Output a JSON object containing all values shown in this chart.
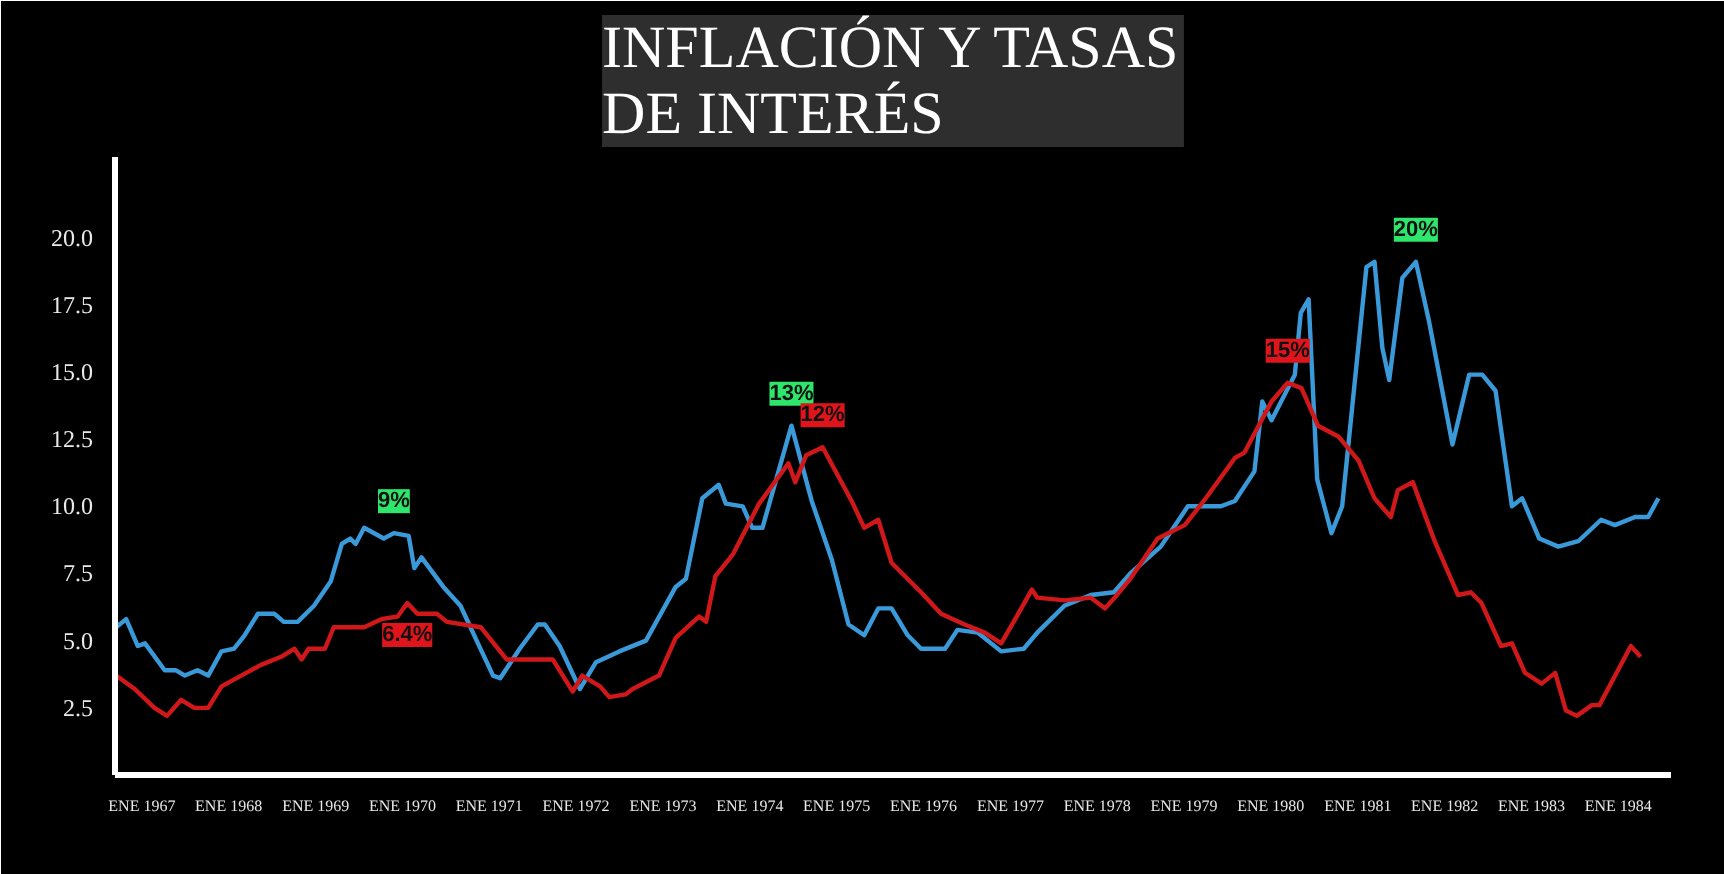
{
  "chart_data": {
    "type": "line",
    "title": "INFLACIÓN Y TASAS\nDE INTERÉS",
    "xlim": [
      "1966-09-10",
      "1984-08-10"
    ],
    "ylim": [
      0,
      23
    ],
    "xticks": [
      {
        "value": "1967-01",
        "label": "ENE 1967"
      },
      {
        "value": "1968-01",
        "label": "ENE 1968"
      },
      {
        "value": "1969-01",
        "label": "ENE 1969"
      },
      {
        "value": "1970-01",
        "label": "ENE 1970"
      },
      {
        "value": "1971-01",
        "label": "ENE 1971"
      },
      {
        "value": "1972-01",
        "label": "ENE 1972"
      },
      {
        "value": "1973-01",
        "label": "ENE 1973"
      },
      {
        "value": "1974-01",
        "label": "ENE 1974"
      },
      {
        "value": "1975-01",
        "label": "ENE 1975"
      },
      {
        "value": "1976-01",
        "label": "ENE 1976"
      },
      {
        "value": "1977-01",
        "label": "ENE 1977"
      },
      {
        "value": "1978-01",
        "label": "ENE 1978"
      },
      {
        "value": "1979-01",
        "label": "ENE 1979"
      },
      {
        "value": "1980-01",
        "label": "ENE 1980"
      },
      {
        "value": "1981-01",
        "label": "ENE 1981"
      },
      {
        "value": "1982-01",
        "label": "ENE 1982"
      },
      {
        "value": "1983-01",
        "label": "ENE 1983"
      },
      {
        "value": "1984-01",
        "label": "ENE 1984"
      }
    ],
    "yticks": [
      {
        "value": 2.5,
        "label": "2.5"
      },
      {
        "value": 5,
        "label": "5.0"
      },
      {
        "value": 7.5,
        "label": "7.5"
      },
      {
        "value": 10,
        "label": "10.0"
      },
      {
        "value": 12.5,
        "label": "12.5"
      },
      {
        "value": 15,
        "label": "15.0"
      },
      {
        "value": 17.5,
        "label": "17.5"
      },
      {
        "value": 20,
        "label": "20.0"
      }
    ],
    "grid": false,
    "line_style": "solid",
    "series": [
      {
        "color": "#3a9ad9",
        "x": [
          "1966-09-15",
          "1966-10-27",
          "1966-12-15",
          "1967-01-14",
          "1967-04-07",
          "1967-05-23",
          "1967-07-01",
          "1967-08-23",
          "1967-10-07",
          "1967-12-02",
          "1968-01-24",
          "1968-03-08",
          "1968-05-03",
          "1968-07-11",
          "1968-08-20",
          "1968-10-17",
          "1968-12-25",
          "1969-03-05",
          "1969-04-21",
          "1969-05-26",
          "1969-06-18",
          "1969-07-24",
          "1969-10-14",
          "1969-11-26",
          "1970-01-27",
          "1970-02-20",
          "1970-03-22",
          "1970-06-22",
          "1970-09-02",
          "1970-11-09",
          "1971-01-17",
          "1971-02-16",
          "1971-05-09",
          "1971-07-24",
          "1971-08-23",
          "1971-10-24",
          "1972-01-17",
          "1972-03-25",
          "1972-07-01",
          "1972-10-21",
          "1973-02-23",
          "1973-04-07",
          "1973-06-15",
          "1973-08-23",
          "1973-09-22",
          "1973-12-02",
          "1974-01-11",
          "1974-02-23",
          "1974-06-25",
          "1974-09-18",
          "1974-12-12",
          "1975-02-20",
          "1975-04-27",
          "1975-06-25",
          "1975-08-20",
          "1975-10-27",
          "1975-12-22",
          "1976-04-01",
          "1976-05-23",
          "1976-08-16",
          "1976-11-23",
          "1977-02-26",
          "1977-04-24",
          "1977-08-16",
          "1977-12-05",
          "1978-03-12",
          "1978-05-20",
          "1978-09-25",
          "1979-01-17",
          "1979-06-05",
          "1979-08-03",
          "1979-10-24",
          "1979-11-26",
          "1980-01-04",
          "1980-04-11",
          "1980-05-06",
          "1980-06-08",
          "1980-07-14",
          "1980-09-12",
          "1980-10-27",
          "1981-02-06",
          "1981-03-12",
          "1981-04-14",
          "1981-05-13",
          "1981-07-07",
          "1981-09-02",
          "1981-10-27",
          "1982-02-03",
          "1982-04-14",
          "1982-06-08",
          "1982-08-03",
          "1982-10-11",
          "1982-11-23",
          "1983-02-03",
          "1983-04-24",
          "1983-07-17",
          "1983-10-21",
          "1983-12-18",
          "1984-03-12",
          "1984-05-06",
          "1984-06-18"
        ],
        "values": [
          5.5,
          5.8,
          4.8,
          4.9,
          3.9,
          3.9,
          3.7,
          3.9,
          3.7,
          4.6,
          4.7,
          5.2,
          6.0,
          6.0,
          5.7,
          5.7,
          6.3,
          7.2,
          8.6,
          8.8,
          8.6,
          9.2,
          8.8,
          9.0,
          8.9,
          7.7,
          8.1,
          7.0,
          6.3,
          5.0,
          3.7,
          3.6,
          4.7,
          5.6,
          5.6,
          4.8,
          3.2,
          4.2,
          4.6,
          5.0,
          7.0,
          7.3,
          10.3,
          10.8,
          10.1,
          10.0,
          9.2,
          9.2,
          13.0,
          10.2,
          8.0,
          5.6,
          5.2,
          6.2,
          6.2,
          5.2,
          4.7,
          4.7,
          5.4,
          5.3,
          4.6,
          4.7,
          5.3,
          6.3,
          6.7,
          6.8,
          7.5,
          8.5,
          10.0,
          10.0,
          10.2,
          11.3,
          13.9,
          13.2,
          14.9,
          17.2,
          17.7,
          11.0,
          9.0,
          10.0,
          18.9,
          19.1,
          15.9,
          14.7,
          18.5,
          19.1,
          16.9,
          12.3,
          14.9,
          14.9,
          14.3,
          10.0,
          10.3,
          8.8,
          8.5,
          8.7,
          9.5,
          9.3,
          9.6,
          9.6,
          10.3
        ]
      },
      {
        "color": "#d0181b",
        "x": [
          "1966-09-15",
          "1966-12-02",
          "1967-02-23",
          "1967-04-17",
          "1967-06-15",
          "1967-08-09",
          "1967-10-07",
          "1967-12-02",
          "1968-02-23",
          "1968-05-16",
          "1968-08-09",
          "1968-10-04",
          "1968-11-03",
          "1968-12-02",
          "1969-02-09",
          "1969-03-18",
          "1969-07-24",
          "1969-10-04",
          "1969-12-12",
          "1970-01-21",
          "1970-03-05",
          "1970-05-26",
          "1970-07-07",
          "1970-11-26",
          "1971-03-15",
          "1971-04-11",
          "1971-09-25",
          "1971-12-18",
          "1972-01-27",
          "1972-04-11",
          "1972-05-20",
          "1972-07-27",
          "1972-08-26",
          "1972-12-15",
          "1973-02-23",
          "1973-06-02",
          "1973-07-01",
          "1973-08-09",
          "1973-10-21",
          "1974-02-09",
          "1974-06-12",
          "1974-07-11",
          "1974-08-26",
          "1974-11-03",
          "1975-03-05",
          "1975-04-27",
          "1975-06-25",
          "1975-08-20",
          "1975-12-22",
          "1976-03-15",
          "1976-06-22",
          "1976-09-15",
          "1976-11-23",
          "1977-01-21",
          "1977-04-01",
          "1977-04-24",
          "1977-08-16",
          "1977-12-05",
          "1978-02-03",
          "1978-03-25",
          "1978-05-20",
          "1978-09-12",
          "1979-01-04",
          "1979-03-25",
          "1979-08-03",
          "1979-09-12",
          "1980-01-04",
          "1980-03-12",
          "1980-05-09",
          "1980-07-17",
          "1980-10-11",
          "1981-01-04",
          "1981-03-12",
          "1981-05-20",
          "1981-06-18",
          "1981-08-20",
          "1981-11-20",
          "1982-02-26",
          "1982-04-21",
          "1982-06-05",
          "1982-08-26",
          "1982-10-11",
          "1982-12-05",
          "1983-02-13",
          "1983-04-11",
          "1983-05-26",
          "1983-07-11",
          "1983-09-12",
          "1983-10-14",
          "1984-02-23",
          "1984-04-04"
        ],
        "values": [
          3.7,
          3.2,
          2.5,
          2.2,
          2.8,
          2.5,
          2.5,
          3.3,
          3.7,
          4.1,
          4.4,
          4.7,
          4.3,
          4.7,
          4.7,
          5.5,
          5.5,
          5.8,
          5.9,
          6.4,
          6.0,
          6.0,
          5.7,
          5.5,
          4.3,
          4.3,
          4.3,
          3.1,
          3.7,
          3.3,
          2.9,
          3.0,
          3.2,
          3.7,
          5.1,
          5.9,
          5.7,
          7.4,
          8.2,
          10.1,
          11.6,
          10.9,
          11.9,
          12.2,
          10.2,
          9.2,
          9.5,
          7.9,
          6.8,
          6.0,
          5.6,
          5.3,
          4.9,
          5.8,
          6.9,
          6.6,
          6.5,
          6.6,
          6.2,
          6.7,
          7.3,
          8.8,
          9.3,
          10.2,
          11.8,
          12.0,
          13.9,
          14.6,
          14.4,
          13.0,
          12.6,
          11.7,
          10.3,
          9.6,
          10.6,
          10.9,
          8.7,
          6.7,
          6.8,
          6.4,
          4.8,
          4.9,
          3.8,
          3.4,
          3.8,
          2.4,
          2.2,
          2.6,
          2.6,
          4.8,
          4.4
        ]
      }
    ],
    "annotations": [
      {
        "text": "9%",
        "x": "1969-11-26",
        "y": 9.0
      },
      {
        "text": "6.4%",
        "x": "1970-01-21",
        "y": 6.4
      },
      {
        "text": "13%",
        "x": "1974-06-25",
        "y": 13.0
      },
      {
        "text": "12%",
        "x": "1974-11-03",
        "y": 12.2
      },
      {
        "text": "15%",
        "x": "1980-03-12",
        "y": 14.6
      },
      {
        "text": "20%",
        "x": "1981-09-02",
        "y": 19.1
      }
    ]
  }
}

==

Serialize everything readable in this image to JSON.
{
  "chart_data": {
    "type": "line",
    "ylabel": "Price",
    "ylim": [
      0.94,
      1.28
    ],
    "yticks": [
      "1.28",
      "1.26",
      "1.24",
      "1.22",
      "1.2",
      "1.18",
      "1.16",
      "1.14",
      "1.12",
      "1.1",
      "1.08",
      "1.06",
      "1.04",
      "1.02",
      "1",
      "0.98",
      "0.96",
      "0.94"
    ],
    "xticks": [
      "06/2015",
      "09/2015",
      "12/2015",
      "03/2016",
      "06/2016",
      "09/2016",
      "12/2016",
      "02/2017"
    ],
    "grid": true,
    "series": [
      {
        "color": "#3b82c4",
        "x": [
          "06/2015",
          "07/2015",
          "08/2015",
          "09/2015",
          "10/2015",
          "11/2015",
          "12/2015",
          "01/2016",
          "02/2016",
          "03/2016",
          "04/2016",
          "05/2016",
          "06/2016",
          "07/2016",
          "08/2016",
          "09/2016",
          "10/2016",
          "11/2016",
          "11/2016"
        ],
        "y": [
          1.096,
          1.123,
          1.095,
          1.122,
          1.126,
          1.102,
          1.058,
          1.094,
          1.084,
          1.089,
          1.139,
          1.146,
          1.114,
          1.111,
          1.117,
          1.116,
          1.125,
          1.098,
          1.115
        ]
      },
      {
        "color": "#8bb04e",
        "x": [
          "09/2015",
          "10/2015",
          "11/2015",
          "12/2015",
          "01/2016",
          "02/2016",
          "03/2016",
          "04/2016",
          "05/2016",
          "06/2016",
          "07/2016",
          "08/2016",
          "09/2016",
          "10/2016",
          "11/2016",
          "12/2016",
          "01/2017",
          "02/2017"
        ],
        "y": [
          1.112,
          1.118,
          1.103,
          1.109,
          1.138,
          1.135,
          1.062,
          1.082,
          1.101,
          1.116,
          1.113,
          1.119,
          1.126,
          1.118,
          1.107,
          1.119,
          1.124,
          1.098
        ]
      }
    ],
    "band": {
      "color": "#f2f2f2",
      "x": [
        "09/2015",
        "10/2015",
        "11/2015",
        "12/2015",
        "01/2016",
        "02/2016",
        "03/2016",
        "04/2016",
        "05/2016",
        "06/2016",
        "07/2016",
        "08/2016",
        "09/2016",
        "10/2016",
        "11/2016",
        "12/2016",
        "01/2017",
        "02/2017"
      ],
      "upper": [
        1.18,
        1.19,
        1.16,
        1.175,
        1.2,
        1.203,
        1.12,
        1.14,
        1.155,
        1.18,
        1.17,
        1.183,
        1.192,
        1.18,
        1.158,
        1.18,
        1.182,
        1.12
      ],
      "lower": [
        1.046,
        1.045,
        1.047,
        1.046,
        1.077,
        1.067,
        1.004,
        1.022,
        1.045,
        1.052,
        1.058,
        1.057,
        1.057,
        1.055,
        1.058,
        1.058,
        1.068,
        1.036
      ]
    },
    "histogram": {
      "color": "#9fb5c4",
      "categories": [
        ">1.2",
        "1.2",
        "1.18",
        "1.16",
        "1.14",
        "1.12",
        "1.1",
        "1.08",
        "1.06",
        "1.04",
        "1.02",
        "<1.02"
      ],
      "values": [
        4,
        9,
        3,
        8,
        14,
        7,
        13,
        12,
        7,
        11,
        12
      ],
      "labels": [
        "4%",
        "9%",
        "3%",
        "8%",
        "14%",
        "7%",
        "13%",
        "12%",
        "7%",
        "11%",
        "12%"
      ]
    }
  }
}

==

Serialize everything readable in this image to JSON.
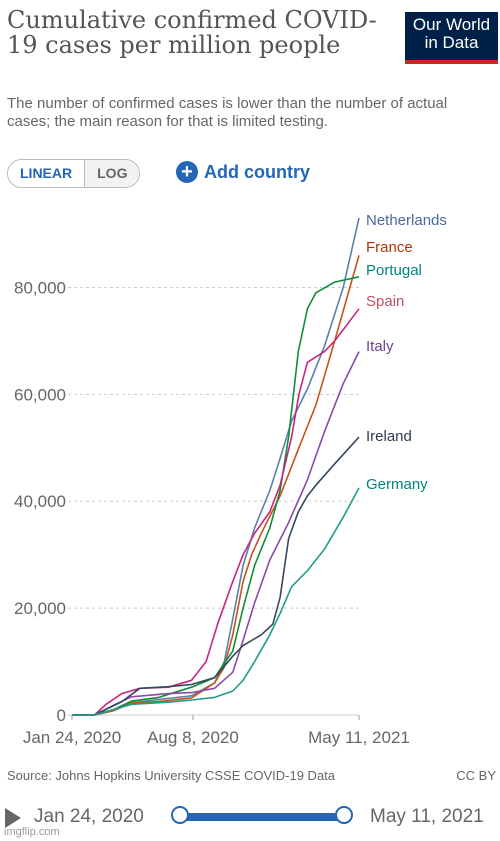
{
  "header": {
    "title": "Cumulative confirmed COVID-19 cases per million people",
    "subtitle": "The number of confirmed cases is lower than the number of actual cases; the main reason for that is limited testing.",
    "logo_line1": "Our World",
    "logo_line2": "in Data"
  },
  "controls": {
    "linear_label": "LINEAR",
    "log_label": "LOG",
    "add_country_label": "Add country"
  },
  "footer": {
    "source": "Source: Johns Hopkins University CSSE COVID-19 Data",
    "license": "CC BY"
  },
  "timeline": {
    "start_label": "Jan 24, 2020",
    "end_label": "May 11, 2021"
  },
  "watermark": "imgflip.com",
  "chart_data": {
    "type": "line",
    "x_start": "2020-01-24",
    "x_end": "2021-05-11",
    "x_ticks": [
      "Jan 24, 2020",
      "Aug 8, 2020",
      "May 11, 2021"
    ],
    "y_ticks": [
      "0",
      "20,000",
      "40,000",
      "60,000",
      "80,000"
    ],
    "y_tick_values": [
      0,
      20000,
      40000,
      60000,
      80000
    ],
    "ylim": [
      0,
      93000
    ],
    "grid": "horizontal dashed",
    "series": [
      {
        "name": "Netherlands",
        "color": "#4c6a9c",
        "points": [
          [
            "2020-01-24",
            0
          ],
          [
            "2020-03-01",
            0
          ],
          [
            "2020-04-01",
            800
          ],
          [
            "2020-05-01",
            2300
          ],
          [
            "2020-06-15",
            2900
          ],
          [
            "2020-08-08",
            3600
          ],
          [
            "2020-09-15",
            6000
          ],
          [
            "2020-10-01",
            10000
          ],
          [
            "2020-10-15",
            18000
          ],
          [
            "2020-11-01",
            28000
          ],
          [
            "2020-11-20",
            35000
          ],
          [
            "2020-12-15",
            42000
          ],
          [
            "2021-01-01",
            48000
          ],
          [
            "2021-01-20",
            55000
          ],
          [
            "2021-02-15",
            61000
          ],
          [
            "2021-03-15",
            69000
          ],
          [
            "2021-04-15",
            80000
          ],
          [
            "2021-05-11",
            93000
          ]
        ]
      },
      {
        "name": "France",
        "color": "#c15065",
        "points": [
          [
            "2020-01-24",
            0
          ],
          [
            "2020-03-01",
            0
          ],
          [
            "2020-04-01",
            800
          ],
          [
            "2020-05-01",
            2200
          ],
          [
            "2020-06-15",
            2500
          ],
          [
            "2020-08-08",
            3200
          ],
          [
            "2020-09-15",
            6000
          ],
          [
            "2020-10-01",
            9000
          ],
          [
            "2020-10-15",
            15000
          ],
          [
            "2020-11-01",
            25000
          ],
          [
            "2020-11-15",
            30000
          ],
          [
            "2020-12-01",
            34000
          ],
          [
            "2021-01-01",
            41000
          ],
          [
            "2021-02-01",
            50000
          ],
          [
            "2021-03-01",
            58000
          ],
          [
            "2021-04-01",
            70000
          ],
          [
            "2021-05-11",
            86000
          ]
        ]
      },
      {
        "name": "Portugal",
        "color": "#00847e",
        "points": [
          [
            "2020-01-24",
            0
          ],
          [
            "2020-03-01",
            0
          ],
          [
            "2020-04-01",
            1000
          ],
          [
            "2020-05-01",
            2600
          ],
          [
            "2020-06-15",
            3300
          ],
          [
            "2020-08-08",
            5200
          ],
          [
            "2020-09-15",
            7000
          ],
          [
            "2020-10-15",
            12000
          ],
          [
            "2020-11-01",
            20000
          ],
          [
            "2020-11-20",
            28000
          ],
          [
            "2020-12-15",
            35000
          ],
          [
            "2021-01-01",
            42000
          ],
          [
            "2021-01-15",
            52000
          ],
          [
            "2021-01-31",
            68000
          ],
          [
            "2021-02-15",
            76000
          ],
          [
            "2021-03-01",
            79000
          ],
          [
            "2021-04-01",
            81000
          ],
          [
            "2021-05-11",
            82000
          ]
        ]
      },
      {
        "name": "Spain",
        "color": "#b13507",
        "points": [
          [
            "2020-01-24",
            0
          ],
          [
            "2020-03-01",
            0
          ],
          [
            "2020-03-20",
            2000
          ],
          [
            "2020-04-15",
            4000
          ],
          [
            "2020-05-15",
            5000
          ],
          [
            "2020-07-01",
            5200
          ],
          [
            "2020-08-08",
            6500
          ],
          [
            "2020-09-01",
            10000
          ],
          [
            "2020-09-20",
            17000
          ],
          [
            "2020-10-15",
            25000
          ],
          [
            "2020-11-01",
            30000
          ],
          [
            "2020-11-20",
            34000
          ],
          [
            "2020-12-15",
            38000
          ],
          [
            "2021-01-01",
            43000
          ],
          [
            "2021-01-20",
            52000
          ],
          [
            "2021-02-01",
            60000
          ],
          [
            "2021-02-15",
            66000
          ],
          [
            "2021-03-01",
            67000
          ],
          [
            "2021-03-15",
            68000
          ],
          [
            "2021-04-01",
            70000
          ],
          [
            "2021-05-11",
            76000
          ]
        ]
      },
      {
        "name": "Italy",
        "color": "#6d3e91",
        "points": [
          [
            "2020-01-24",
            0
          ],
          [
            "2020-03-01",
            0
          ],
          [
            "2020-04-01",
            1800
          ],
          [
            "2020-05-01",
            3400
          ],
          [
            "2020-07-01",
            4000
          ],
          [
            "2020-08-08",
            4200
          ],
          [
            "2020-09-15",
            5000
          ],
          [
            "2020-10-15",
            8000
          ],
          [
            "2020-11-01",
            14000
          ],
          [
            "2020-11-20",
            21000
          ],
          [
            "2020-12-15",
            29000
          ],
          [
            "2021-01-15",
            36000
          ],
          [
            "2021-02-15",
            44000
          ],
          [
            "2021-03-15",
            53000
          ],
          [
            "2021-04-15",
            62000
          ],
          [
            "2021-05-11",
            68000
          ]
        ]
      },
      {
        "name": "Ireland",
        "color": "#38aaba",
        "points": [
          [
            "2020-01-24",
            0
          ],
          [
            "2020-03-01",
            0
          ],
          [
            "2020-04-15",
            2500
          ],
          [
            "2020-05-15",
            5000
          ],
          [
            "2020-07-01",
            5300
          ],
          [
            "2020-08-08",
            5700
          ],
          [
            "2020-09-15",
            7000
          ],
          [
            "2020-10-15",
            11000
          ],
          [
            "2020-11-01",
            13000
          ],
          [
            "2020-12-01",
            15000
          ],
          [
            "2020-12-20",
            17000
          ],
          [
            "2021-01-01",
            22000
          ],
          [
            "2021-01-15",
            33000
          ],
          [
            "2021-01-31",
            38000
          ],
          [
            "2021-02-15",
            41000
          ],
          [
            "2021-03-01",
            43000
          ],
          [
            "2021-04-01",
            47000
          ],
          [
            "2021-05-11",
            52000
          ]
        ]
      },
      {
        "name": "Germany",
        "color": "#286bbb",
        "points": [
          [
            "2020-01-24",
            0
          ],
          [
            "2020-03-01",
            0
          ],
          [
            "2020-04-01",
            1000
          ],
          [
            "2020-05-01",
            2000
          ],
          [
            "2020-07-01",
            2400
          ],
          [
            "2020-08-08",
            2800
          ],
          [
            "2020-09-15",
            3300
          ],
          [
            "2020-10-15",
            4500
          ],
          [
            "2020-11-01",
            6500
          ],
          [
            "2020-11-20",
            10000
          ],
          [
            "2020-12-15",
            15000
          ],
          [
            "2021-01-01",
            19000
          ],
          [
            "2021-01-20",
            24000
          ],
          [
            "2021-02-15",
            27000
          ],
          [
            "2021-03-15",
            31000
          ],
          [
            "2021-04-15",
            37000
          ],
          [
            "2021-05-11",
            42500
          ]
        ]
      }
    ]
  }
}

◆ OBJECTIVE: Locate the word "grid" in the data above. Copy every line carrying it.

◆ SOLUTION TO THIS TASK:
    "grid": false,
    "grid": true,
    "grid": "horizontal dashed",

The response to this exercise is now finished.